• _YOUR INSTRUCTIONS_: Restate the whole listing exactly.

-- start of RECORDS SHOWN --

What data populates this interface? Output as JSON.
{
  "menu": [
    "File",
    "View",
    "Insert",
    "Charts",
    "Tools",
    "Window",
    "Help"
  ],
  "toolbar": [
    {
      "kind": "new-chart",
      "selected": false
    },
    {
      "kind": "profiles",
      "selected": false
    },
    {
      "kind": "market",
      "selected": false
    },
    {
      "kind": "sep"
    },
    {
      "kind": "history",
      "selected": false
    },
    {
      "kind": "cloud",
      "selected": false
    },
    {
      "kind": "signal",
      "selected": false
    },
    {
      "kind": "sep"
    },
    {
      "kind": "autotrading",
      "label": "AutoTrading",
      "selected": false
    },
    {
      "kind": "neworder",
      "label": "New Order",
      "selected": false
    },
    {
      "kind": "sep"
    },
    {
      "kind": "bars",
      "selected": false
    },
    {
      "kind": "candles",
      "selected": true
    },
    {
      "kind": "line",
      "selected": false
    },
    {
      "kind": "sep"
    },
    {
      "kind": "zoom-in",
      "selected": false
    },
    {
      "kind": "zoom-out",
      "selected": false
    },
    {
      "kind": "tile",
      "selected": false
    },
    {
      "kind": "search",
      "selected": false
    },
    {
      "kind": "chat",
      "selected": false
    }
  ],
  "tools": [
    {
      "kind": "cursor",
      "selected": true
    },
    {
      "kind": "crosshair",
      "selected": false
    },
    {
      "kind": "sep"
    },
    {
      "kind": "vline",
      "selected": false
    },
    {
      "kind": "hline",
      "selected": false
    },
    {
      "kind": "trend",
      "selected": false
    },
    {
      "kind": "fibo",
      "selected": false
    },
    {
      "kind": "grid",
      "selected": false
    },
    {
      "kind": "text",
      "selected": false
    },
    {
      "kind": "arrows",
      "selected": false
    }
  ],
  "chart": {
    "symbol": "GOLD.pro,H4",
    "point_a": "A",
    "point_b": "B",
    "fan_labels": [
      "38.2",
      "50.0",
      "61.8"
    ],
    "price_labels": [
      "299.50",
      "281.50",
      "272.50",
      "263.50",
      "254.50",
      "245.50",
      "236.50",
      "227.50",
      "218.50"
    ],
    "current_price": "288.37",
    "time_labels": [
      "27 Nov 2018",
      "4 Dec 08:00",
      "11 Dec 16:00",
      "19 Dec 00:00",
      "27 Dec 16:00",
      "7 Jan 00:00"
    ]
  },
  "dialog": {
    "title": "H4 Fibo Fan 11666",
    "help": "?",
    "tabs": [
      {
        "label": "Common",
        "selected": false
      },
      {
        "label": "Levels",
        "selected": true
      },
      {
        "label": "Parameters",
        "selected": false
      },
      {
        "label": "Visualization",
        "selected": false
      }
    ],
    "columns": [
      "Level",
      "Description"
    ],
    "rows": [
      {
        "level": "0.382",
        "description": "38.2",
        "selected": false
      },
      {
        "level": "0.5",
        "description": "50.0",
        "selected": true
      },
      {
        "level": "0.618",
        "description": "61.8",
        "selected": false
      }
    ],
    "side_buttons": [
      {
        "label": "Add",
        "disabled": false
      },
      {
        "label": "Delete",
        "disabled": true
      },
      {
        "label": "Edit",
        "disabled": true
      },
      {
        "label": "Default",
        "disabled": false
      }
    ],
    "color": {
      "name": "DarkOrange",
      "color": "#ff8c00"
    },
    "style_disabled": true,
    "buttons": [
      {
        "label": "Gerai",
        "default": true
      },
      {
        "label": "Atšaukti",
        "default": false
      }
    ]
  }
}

-- end of RECORDS SHOWN --

• _THE RESPONSE_:
What data populates this interface? Output as JSON.
{
  "menu": [
    "File",
    "View",
    "Insert",
    "Charts",
    "Tools",
    "Window",
    "Help"
  ],
  "toolbar": [
    {
      "kind": "new-chart",
      "selected": false
    },
    {
      "kind": "profiles",
      "selected": false
    },
    {
      "kind": "market",
      "selected": false
    },
    {
      "kind": "sep"
    },
    {
      "kind": "history",
      "selected": false
    },
    {
      "kind": "cloud",
      "selected": false
    },
    {
      "kind": "signal",
      "selected": false
    },
    {
      "kind": "sep"
    },
    {
      "kind": "autotrading",
      "label": "AutoTrading",
      "selected": false
    },
    {
      "kind": "neworder",
      "label": "New Order",
      "selected": false
    },
    {
      "kind": "sep"
    },
    {
      "kind": "bars",
      "selected": false
    },
    {
      "kind": "candles",
      "selected": true
    },
    {
      "kind": "line",
      "selected": false
    },
    {
      "kind": "sep"
    },
    {
      "kind": "zoom-in",
      "selected": false
    },
    {
      "kind": "zoom-out",
      "selected": false
    },
    {
      "kind": "tile",
      "selected": false
    },
    {
      "kind": "search",
      "selected": false
    },
    {
      "kind": "chat",
      "selected": false
    }
  ],
  "tools": [
    {
      "kind": "cursor",
      "selected": true
    },
    {
      "kind": "crosshair",
      "selected": false
    },
    {
      "kind": "sep"
    },
    {
      "kind": "vline",
      "selected": false
    },
    {
      "kind": "hline",
      "selected": false
    },
    {
      "kind": "trend",
      "selected": false
    },
    {
      "kind": "fibo",
      "selected": false
    },
    {
      "kind": "grid",
      "selected": false
    },
    {
      "kind": "text",
      "selected": false
    },
    {
      "kind": "arrows",
      "selected": false
    }
  ],
  "chart": {
    "symbol": "GOLD.pro,H4",
    "point_a": "A",
    "point_b": "B",
    "fan_labels": [
      "38.2",
      "50.0",
      "61.8"
    ],
    "price_labels": [
      "299.50",
      "281.50",
      "272.50",
      "263.50",
      "254.50",
      "245.50",
      "236.50",
      "227.50",
      "218.50"
    ],
    "current_price": "288.37",
    "time_labels": [
      "27 Nov 2018",
      "4 Dec 08:00",
      "11 Dec 16:00",
      "19 Dec 00:00",
      "27 Dec 16:00",
      "7 Jan 00:00"
    ]
  },
  "dialog": {
    "title": "H4 Fibo Fan 11666",
    "help": "?",
    "tabs": [
      {
        "label": "Common",
        "selected": false
      },
      {
        "label": "Levels",
        "selected": true
      },
      {
        "label": "Parameters",
        "selected": false
      },
      {
        "label": "Visualization",
        "selected": false
      }
    ],
    "columns": [
      "Level",
      "Description"
    ],
    "rows": [
      {
        "level": "0.382",
        "description": "38.2",
        "selected": false
      },
      {
        "level": "0.5",
        "description": "50.0",
        "selected": true
      },
      {
        "level": "0.618",
        "description": "61.8",
        "selected": false
      }
    ],
    "side_buttons": [
      {
        "label": "Add",
        "disabled": false
      },
      {
        "label": "Delete",
        "disabled": true
      },
      {
        "label": "Edit",
        "disabled": true
      },
      {
        "label": "Default",
        "disabled": false
      }
    ],
    "color": {
      "name": "DarkOrange",
      "color": "#ff8c00"
    },
    "style_disabled": true,
    "buttons": [
      {
        "label": "Gerai",
        "default": true
      },
      {
        "label": "Atšaukti",
        "default": false
      }
    ]
  }
}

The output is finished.